## YOUR OBJECTIVE
Retype all material exactly. Pictures stay out of the copy.

=== PROVIDED RECORDS ===

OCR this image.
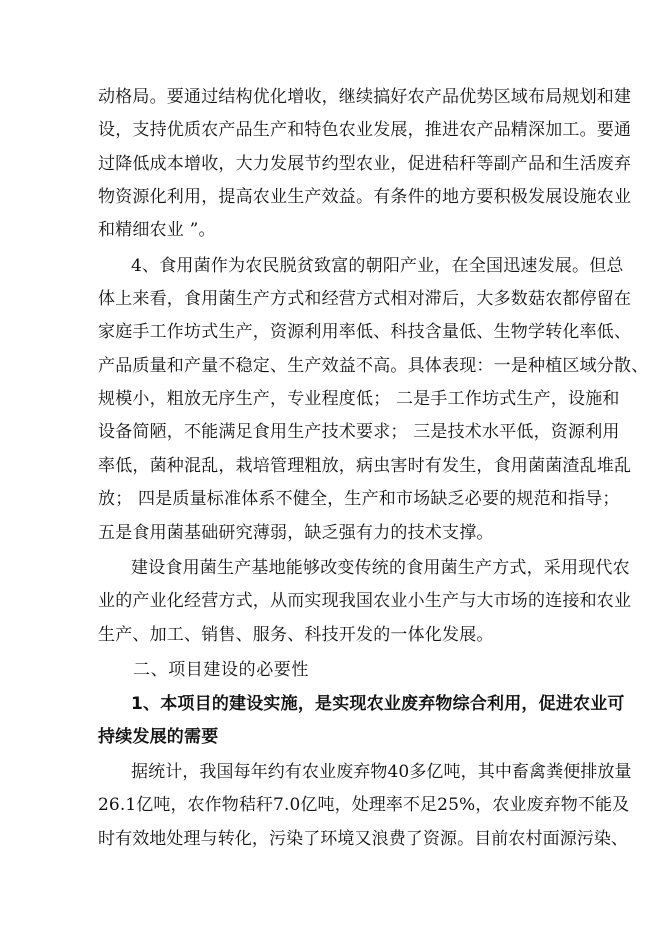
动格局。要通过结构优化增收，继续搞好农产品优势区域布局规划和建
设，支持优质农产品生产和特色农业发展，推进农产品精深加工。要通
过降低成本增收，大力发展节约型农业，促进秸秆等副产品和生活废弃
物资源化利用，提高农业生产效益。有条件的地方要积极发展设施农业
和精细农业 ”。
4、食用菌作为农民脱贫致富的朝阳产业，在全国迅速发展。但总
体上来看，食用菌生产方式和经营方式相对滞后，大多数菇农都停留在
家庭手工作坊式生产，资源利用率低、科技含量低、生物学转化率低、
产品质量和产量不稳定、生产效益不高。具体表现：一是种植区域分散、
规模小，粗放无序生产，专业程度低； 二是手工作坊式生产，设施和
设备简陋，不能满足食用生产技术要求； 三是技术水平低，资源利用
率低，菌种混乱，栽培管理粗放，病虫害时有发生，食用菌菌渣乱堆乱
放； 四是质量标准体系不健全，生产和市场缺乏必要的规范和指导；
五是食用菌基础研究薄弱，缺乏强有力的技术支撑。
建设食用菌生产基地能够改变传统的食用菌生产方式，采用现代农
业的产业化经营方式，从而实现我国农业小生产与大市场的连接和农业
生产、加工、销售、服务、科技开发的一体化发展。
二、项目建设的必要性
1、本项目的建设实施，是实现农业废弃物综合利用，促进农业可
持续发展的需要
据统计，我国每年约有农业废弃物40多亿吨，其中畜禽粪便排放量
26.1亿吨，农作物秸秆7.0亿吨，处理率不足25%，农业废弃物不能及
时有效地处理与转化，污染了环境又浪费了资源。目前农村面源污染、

===

## RESPONSE TO THE EXERCISE
OCR this image.
动格局。要通过结构优化增收，继续搞好农产品优势区域布局规划和建
设，支持优质农产品生产和特色农业发展，推进农产品精深加工。要通
过降低成本增收，大力发展节约型农业，促进秸秆等副产品和生活废弃
物资源化利用，提高农业生产效益。有条件的地方要积极发展设施农业
和精细农业 ”。
4、食用菌作为农民脱贫致富的朝阳产业，在全国迅速发展。但总
体上来看，食用菌生产方式和经营方式相对滞后，大多数菇农都停留在
家庭手工作坊式生产，资源利用率低、科技含量低、生物学转化率低、
产品质量和产量不稳定、生产效益不高。具体表现：一是种植区域分散、
规模小，粗放无序生产，专业程度低； 二是手工作坊式生产，设施和
设备简陋，不能满足食用生产技术要求； 三是技术水平低，资源利用
率低，菌种混乱，栽培管理粗放，病虫害时有发生，食用菌菌渣乱堆乱
放； 四是质量标准体系不健全，生产和市场缺乏必要的规范和指导；
五是食用菌基础研究薄弱，缺乏强有力的技术支撑。
建设食用菌生产基地能够改变传统的食用菌生产方式，采用现代农
业的产业化经营方式，从而实现我国农业小生产与大市场的连接和农业
生产、加工、销售、服务、科技开发的一体化发展。
二、项目建设的必要性
1、本项目的建设实施，是实现农业废弃物综合利用，促进农业可
持续发展的需要
据统计，我国每年约有农业废弃物40多亿吨，其中畜禽粪便排放量
26.1亿吨，农作物秸秆7.0亿吨，处理率不足25%，农业废弃物不能及
时有效地处理与转化，污染了环境又浪费了资源。目前农村面源污染、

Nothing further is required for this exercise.